◆ **SECTION DU DOCUMENT**
Je répercute ici un questionnement que j’ai lu quelque part : n’est-il pas étonnamment contradictoire qu’on veuille (collectivement) pratiquer la démocratie dans notre système politique, et le despotisme (le pouvoir hiérarchique du patron) dans notre système de travail ?
Pour le dire autrement : peut-on espérer avoir un système politique démocratique sans avoir des relations de travail démocratiques ?
Ou encore : est-il possible de n’être démocrates que dans un seul aspect de notre existence ?
Le capitalisme et la démocratie sont en contradiction sur certains aspects, ce qui est la source de bien des débats mais aussi d’un certains nombre d’équilibres qui ont favorisés une période d’avancée sans précédent dans l’histoire de l’humanité. De très nombreux processus naturels sont les résultats d’équilibres, c’est un fait en particulier de la vie. Dans ces processus ont ne peux idéaliser qu’une seule des forces en présence sans détruire le processus résultant de l’équilibre.
Mon point de vue est le suivant: Le capitalisme a pour but la création de valeurs par concentration, et la démocratie a pour but de partager les valeurs par distribution. De fait je ne pense pas qu’il soit tant possible de comparer les deux dans le même but, car ils sont complémentaire, du moins jusqu’au jour où on trouvera une meilleur combinaison.
Donc pour répondre à votre question, je dirai que c’est justement parce que les entreprises ne fonctionnent pas principalement avec des systèmes de votes (sauf dans le conseil d’administration peut-être) que le système politique doit fonctionner avec un système de vote démocratique qui donne la souveraineté au peuple, de façon à ne pas concentrer le pouvoir. La tentation de concentration du pouvoir est grande, il n’y a qu’à constater combien l’économie tente de piloter la politique et combien la politique tente de réguler l’économie. C’est un équilibre asymétrique: d’un coté il y a un groupe relativement petit avec beaucoup de pouvoir par individu, de l’autre il y a une très large majorité avec relativement peu de pouvoir par individu. Cela n’empêche par la création d’un équilibre, il y en a beaucoup de ce type dans la nature.
De fait dans de nombreux pays, il est possible d’observer que les assemblées législatives sont plus difficile à manipuler par l’économie car ces assemblées sont constituées généralement de nombreuses personnes représentant des orientations politiques différentes. Je pense même que les assemblées qui fonctionnent le mieux sont celles très diversifiée où aucun parti n’a de fait une majorité. Donc ce type d’assemblée a une efficacité intéressante dans certaines configurations. A contrario, dans de nombreux pays, l’exécutif concentre le pourvoir sur une seule personne et on observe avec quelle facilité le capitalisme peut en tirer profit. Quelques rares pays ont un exécutif constitué par un collège de plusieurs partis (une version réduite de l’assemblée) et je pense que ça se passe beaucoup mieux dans cette configuration.

◆ **EXTRAIT SOURCE**

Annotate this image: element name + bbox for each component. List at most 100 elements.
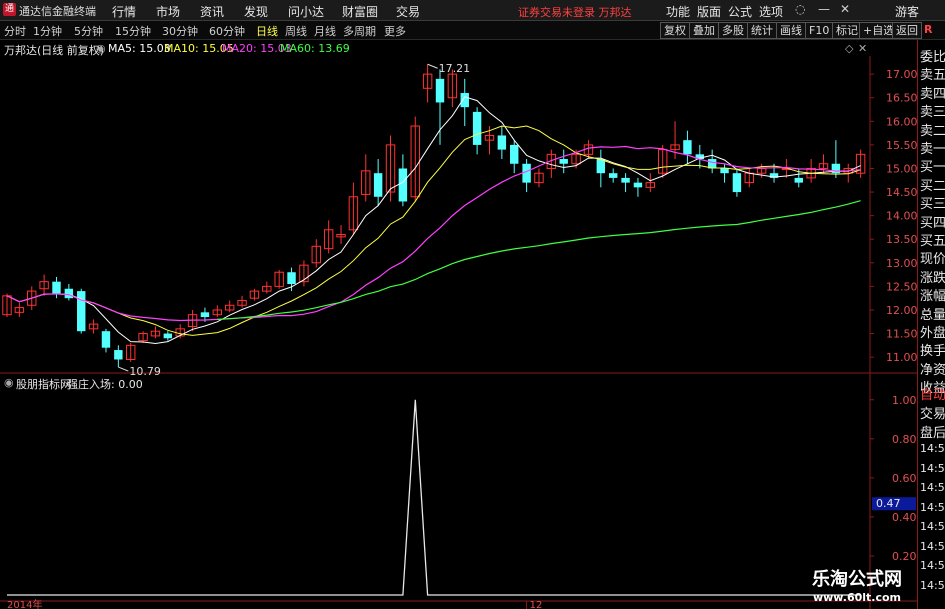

◆ **ÉNONCÉ**
D'après le texte sur le capitalisme et la démocratie, quel but la démocratie poursuit-elle ? Les lignes n'ont aucun rapport avec le texte sur le capitalisme et la démocratie.

◆ **RÉPONSE RÉDIGÉE**
Elle a pour but de partager les valeurs par distribution.